Problem:
Reproduce each line bearing the word "this".

Stored records:
======

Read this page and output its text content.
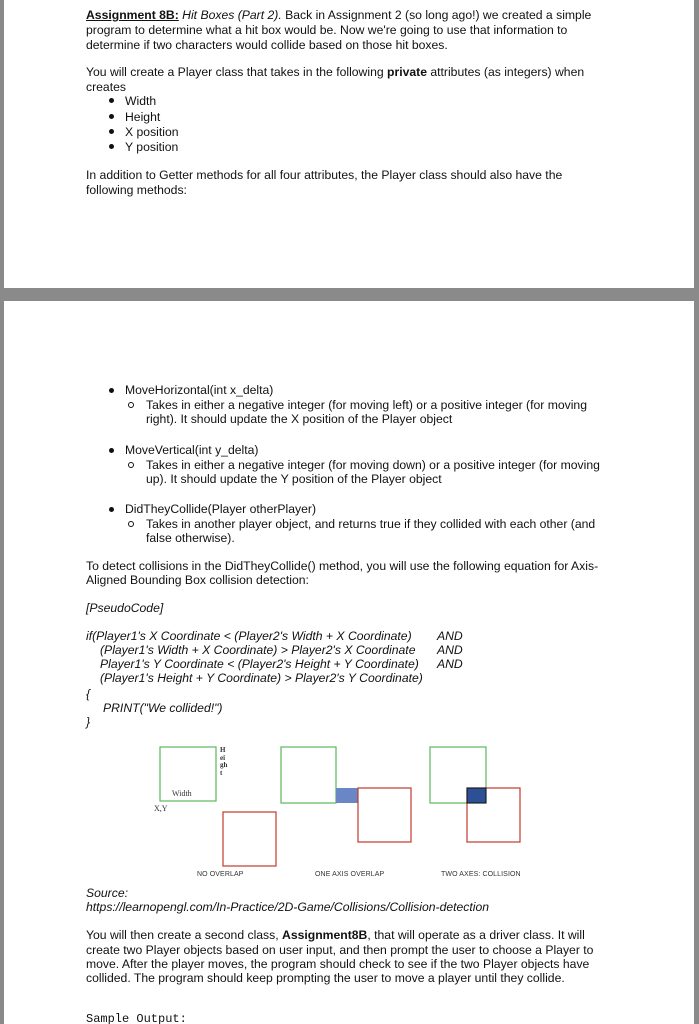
Assignment 8B: Hit Boxes (Part 2). Back in Assignment 2 (so long ago!) we created a simple
program to determine what a hit box would be. Now we're going to use that information to
determine if two characters would collide based on those hit boxes.
You will create a Player class that takes in the following private attributes (as integers) when
creates
Width
Height
X position
Y position
In addition to Getter methods for all four attributes, the Player class should also have the
following methods:
MoveHorizontal(int x_delta)
Takes in either a negative integer (for moving left) or a positive integer (for moving
right). It should update the X position of the Player object
MoveVertical(int y_delta)
Takes in either a negative integer (for moving down) or a positive integer (for moving
up). It should update the Y position of the Player object
DidTheyCollide(Player otherPlayer)
Takes in another player object, and returns true if they collided with each other (and
false otherwise).
To detect collisions in the DidTheyCollide() method, you will use the following equation for Axis-
Aligned Bounding Box collision detection:
[PseudoCode]
if(Player1's X Coordinate < (Player2's Width + X Coordinate)
(Player1's Width + X Coordinate) > Player2's X Coordinate
Player1's Y Coordinate < (Player2's Height + Y Coordinate)
(Player1's Height + Y Coordinate) > Player2's Y Coordinate)
AND
AND
AND
{
PRINT("We collided!")
}
Width
X,Y
Height
NO OVERLAP	ONE AXIS OVERLAP	TWO AXES: COLLISION
Source:
https://learnopengl.com/In-Practice/2D-Game/Collisions/Collision-detection
You will then create a second class, Assignment8B, that will operate as a driver class. It will
create two Player objects based on user input, and then prompt the user to choose a Player to
move. After the player moves, the program should check to see if the two Player objects have
collided. The program should keep prompting the user to move a player until they collide.
Sample Output:
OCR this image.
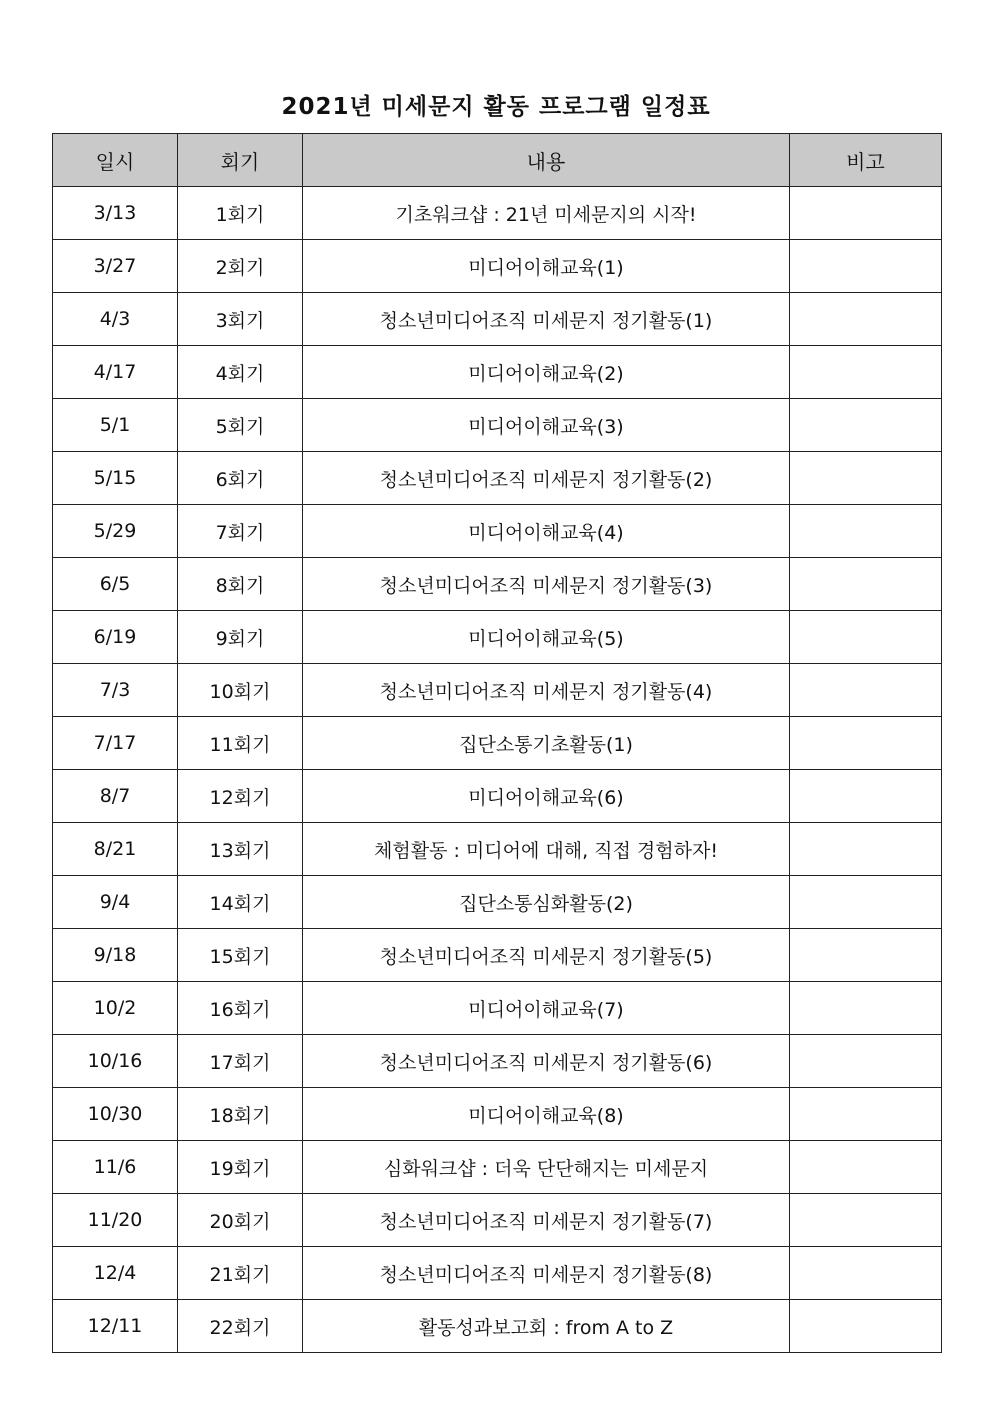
2021년 미세문지 활동 프로그램 일정표
일시	회기	내용	비고
3/13	1회기	기초워크샵 : 21년 미세문지의 시작!	
3/27	2회기	미디어이해교육(1)	
4/3	3회기	청소년미디어조직 미세문지 정기활동(1)	
4/17	4회기	미디어이해교육(2)	
5/1	5회기	미디어이해교육(3)	
5/15	6회기	청소년미디어조직 미세문지 정기활동(2)	
5/29	7회기	미디어이해교육(4)	
6/5	8회기	청소년미디어조직 미세문지 정기활동(3)	
6/19	9회기	미디어이해교육(5)	
7/3	10회기	청소년미디어조직 미세문지 정기활동(4)	
7/17	11회기	집단소통기초활동(1)	
8/7	12회기	미디어이해교육(6)	
8/21	13회기	체험활동 : 미디어에 대해, 직접 경험하자!	
9/4	14회기	집단소통심화활동(2)	
9/18	15회기	청소년미디어조직 미세문지 정기활동(5)	
10/2	16회기	미디어이해교육(7)	
10/16	17회기	청소년미디어조직 미세문지 정기활동(6)	
10/30	18회기	미디어이해교육(8)	
11/6	19회기	심화워크샵 : 더욱 단단해지는 미세문지	
11/20	20회기	청소년미디어조직 미세문지 정기활동(7)	
12/4	21회기	청소년미디어조직 미세문지 정기활동(8)	
12/11	22회기	활동성과보고회 : from A to Z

======

Answer below:
Read this page and output its text content.
OCR this image.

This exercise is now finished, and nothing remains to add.